» Sumber
•••••

Assalamualaikum w.w. para sanak sa palanta,
Rasanya belum banyak dibahas bagaimana seyogyanya hubungan antara seorang
perantau -- atau seorang migran -- dengan kampung halamannya. Walaupun secara
lahiriah, ia bukan lagi warga kampung halamannya, namun dari segi kejiwaan
bagaimanapun ia masih merasa bagian dari kampung halamannya itu, dan ingin
memelihara hubungan dengan 'tanah leluhur'-nya itu.
Hubungan kejiwaan ini bisa berlangsung secara individual atau secara kolektif.
Termasuk dalam hubungan kolektif ini adalah apa yng dilakukan oleh Republik
Rakyat Cina dan Israel, yang secara terencana memobilisir kekuatan perantaunya
untuk membangun negaranya.

•••••

» Baris Data
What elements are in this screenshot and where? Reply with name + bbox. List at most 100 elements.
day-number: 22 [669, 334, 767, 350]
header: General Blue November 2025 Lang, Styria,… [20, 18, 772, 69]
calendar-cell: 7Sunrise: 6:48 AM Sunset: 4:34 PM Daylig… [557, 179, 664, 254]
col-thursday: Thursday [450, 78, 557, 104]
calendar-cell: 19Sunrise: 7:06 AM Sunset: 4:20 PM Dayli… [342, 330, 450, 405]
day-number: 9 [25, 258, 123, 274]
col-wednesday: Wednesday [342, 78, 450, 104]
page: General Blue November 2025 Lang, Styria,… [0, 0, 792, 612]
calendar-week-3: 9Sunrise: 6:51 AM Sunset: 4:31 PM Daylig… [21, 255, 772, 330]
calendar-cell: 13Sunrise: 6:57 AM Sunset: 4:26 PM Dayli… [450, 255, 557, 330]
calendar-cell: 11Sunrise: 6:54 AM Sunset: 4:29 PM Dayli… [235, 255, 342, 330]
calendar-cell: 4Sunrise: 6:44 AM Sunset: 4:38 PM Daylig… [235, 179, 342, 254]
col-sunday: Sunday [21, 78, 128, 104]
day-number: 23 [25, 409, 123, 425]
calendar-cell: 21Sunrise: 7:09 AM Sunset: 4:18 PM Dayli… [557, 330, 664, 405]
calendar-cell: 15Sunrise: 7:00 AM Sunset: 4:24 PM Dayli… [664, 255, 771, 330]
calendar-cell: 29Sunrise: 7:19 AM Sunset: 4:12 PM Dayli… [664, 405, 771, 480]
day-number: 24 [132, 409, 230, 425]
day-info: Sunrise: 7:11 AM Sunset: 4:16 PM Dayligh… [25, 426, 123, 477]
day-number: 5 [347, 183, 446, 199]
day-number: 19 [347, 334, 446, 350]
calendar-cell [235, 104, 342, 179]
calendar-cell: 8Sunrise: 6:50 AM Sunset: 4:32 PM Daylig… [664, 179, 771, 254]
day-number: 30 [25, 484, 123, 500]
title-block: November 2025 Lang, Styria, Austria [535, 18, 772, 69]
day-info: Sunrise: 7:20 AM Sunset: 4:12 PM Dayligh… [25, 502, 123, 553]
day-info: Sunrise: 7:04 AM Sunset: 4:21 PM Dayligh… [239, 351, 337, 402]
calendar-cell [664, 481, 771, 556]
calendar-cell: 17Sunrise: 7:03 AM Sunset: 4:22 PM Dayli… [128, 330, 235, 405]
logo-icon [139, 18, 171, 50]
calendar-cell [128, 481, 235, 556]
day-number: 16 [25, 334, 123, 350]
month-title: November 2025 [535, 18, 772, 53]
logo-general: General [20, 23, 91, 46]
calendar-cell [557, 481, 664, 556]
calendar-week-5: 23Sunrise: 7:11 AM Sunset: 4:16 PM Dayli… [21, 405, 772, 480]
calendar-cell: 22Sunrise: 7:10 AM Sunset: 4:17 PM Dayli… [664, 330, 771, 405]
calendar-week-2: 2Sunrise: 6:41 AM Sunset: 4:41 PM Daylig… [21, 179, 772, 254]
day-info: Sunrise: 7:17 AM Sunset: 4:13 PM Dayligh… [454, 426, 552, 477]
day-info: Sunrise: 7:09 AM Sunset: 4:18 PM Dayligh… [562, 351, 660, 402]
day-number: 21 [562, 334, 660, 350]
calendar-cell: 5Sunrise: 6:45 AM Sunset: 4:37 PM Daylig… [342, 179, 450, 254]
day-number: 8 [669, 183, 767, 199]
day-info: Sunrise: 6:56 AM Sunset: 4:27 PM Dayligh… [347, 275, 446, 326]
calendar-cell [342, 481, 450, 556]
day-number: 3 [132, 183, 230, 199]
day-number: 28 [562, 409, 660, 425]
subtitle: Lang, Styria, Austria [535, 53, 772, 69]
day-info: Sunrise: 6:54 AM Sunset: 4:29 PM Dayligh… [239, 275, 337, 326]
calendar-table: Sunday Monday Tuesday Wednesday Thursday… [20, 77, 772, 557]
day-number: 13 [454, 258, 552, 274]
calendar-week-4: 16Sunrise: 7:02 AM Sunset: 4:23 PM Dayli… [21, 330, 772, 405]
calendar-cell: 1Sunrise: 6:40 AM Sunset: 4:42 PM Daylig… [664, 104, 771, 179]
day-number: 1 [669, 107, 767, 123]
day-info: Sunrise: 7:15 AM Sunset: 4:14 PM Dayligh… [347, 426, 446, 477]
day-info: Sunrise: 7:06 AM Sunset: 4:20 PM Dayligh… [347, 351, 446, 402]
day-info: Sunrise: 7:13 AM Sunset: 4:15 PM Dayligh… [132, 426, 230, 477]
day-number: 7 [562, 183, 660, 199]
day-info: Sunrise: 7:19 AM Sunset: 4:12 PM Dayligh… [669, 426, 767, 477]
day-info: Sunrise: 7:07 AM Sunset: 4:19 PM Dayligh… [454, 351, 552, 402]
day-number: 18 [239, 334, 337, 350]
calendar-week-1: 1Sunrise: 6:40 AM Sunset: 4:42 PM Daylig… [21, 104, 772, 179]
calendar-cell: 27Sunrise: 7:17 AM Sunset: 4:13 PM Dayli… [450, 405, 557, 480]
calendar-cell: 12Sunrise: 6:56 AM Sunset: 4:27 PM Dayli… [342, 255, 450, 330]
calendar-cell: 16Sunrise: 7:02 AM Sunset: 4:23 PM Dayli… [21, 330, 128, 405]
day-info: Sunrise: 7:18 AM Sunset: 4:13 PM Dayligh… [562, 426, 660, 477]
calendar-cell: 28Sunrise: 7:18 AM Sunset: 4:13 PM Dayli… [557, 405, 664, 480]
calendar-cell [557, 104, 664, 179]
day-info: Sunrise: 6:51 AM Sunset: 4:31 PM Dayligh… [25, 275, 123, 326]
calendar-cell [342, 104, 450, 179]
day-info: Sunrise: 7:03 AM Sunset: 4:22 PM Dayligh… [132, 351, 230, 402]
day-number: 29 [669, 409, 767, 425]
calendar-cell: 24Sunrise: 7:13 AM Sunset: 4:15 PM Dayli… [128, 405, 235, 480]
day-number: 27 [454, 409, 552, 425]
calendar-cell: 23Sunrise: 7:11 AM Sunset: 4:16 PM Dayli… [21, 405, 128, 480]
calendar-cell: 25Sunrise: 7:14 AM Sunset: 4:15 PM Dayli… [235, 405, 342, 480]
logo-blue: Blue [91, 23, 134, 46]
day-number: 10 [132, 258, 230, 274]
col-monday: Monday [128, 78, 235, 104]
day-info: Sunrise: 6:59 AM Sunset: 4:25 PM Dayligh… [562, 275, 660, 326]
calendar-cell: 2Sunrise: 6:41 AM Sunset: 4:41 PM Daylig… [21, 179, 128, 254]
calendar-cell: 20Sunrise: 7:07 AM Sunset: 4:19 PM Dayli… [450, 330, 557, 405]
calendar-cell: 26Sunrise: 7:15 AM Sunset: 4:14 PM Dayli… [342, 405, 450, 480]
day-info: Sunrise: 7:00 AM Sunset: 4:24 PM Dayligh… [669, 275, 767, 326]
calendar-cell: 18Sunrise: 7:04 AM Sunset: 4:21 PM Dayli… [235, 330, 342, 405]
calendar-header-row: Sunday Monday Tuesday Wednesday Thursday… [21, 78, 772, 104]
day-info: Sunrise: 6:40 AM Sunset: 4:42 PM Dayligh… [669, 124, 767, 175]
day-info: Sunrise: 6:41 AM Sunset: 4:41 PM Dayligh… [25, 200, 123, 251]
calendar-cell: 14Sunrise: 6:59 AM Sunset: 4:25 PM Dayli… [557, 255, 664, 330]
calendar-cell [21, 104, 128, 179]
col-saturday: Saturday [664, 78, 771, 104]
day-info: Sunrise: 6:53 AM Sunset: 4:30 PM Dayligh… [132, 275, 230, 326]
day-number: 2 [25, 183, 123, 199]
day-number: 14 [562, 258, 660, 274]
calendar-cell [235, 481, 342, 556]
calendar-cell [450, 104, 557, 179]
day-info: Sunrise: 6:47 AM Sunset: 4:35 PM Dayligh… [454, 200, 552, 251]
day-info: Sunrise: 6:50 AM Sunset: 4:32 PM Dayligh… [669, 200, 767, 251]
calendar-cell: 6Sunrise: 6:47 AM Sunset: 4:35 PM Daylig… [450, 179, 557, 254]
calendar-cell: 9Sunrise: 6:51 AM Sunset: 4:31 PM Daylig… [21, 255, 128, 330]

•••••

» Tugas yang Dikerjakan
1. Dalam teks sumber tentang hubungan perantau dengan kampung halamannya, carilah semua frasa yang terdiri atas kata "secara" beserta satu kata yang langsung mengikutinya.
2. Alihkan kalimat "Hubungan kejiwaan ini bisa berlangsung secara individual atau secara kolektif." dari teks sumber ke dalam bahasa Inggris.
Gunakan teks sumber saja sebagai pegangan.

» Jawaban Tiap Tugas
1. secara lahiriah, secara individual, secara kolektif, secara terencana

2. This psychological bond can take place individually or collectively.